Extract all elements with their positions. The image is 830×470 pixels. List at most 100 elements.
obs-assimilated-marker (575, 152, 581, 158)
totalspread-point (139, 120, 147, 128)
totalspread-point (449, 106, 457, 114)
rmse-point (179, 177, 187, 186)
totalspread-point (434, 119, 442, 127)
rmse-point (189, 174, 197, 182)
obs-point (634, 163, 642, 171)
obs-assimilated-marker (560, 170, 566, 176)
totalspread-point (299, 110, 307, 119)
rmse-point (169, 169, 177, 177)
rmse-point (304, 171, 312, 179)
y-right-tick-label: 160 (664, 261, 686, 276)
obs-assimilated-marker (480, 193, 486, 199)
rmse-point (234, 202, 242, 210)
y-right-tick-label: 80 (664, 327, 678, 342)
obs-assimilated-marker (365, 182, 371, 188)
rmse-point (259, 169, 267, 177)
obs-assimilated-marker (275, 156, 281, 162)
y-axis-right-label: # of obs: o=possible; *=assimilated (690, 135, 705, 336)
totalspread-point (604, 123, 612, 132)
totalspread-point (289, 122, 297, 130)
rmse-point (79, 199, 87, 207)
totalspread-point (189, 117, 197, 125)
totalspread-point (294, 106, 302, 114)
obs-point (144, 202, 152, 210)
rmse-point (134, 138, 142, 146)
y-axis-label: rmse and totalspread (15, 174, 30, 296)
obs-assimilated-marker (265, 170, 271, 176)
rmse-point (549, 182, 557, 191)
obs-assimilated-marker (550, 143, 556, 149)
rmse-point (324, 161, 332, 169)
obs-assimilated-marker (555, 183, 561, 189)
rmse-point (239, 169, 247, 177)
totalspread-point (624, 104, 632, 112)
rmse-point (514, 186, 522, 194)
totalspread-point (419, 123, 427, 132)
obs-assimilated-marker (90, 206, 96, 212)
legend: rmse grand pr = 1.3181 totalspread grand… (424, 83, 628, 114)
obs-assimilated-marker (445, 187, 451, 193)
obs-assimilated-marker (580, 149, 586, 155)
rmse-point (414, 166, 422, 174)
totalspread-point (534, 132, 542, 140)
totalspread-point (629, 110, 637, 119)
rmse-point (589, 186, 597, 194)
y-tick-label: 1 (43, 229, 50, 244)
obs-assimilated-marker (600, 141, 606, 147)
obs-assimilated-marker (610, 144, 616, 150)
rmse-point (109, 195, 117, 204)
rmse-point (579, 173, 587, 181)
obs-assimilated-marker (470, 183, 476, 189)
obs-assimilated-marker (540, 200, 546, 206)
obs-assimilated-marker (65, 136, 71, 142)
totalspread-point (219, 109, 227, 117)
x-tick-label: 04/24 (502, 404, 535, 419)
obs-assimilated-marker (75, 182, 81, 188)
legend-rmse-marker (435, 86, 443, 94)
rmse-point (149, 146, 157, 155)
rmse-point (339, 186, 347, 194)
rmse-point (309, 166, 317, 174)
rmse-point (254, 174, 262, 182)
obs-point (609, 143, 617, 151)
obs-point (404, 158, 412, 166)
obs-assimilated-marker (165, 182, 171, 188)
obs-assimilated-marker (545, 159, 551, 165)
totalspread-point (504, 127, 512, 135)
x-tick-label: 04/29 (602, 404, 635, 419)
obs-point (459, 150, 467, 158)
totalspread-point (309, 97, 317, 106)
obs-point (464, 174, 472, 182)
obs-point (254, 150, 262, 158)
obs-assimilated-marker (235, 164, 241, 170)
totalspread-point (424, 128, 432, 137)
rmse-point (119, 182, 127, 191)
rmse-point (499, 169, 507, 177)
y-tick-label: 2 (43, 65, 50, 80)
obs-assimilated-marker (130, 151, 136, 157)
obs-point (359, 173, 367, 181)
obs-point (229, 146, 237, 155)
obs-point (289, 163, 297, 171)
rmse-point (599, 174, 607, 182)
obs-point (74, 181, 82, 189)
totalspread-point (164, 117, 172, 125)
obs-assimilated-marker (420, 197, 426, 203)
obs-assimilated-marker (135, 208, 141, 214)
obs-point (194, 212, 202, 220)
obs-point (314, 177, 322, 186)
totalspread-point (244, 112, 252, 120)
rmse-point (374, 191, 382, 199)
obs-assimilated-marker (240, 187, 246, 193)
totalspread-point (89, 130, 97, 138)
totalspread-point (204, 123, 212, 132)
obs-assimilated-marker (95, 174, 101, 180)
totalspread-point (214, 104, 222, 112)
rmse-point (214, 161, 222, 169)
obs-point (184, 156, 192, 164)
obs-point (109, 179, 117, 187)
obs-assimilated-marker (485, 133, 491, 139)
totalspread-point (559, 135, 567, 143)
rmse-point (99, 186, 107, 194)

### [Aim]
Pull every line from the records above and repeat each one word for word, in the same order.

### [Result]
Extract all elements with their positions. The image is 830×470 pixels. List at most 100 elements.
obs-assimilated-marker (575, 152, 581, 158)
totalspread-point (139, 120, 147, 128)
totalspread-point (449, 106, 457, 114)
rmse-point (179, 177, 187, 186)
totalspread-point (434, 119, 442, 127)
rmse-point (189, 174, 197, 182)
obs-point (634, 163, 642, 171)
obs-assimilated-marker (560, 170, 566, 176)
totalspread-point (299, 110, 307, 119)
rmse-point (169, 169, 177, 177)
rmse-point (304, 171, 312, 179)
y-right-tick-label: 160 (664, 261, 686, 276)
obs-assimilated-marker (480, 193, 486, 199)
rmse-point (234, 202, 242, 210)
y-right-tick-label: 80 (664, 327, 678, 342)
obs-assimilated-marker (365, 182, 371, 188)
rmse-point (259, 169, 267, 177)
obs-assimilated-marker (275, 156, 281, 162)
y-axis-right-label: # of obs: o=possible; *=assimilated (690, 135, 705, 336)
totalspread-point (604, 123, 612, 132)
totalspread-point (289, 122, 297, 130)
rmse-point (79, 199, 87, 207)
totalspread-point (189, 117, 197, 125)
totalspread-point (294, 106, 302, 114)
obs-point (144, 202, 152, 210)
rmse-point (134, 138, 142, 146)
y-axis-label: rmse and totalspread (15, 174, 30, 296)
obs-assimilated-marker (265, 170, 271, 176)
rmse-point (549, 182, 557, 191)
obs-assimilated-marker (550, 143, 556, 149)
rmse-point (324, 161, 332, 169)
obs-assimilated-marker (555, 183, 561, 189)
rmse-point (239, 169, 247, 177)
totalspread-point (624, 104, 632, 112)
rmse-point (514, 186, 522, 194)
totalspread-point (419, 123, 427, 132)
obs-assimilated-marker (90, 206, 96, 212)
legend: rmse grand pr = 1.3181 totalspread grand… (424, 83, 628, 114)
obs-assimilated-marker (445, 187, 451, 193)
obs-assimilated-marker (580, 149, 586, 155)
rmse-point (414, 166, 422, 174)
totalspread-point (534, 132, 542, 140)
totalspread-point (629, 110, 637, 119)
rmse-point (589, 186, 597, 194)
y-tick-label: 1 (43, 229, 50, 244)
obs-assimilated-marker (600, 141, 606, 147)
obs-assimilated-marker (610, 144, 616, 150)
rmse-point (109, 195, 117, 204)
rmse-point (579, 173, 587, 181)
obs-assimilated-marker (470, 183, 476, 189)
obs-assimilated-marker (540, 200, 546, 206)
obs-assimilated-marker (65, 136, 71, 142)
totalspread-point (219, 109, 227, 117)
x-tick-label: 04/24 (502, 404, 535, 419)
obs-assimilated-marker (75, 182, 81, 188)
legend-rmse-marker (435, 86, 443, 94)
rmse-point (149, 146, 157, 155)
rmse-point (339, 186, 347, 194)
rmse-point (309, 166, 317, 174)
rmse-point (254, 174, 262, 182)
obs-point (609, 143, 617, 151)
obs-point (404, 158, 412, 166)
obs-assimilated-marker (165, 182, 171, 188)
obs-assimilated-marker (545, 159, 551, 165)
totalspread-point (504, 127, 512, 135)
x-tick-label: 04/29 (602, 404, 635, 419)
obs-point (459, 150, 467, 158)
totalspread-point (309, 97, 317, 106)
obs-point (464, 174, 472, 182)
obs-point (254, 150, 262, 158)
obs-assimilated-marker (235, 164, 241, 170)
totalspread-point (424, 128, 432, 137)
rmse-point (119, 182, 127, 191)
rmse-point (499, 169, 507, 177)
y-tick-label: 2 (43, 65, 50, 80)
obs-assimilated-marker (130, 151, 136, 157)
obs-point (359, 173, 367, 181)
obs-point (229, 146, 237, 155)
obs-point (289, 163, 297, 171)
rmse-point (599, 174, 607, 182)
obs-point (74, 181, 82, 189)
totalspread-point (164, 117, 172, 125)
obs-assimilated-marker (420, 197, 426, 203)
obs-assimilated-marker (135, 208, 141, 214)
obs-point (194, 212, 202, 220)
obs-point (314, 177, 322, 186)
totalspread-point (244, 112, 252, 120)
rmse-point (374, 191, 382, 199)
obs-assimilated-marker (240, 187, 246, 193)
totalspread-point (89, 130, 97, 138)
totalspread-point (204, 123, 212, 132)
obs-assimilated-marker (95, 174, 101, 180)
totalspread-point (214, 104, 222, 112)
rmse-point (214, 161, 222, 169)
obs-point (184, 156, 192, 164)
obs-point (109, 179, 117, 187)
obs-assimilated-marker (485, 133, 491, 139)
totalspread-point (559, 135, 567, 143)
rmse-point (99, 186, 107, 194)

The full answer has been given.